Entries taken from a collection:
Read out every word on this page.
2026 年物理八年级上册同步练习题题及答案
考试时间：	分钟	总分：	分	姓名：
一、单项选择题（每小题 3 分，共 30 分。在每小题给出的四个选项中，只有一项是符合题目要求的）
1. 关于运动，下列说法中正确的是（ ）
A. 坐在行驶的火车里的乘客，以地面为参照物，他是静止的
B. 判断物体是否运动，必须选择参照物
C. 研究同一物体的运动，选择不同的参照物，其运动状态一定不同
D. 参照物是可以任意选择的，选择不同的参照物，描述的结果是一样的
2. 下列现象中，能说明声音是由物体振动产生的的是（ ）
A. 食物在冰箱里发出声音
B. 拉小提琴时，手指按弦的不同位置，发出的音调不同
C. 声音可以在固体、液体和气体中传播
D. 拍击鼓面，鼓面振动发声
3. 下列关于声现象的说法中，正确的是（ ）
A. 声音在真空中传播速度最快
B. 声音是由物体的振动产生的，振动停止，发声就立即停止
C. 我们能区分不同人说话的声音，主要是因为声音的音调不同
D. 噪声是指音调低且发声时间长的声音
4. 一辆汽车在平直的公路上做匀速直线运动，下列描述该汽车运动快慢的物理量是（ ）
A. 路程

- _Direction_:
Scan the material above. Copy each line that holds the word "选择不同的参照物".

- _Exercise solution_:
C. 研究同一物体的运动，选择不同的参照物，其运动状态一定不同
D. 参照物是可以任意选择的，选择不同的参照物，描述的结果是一样的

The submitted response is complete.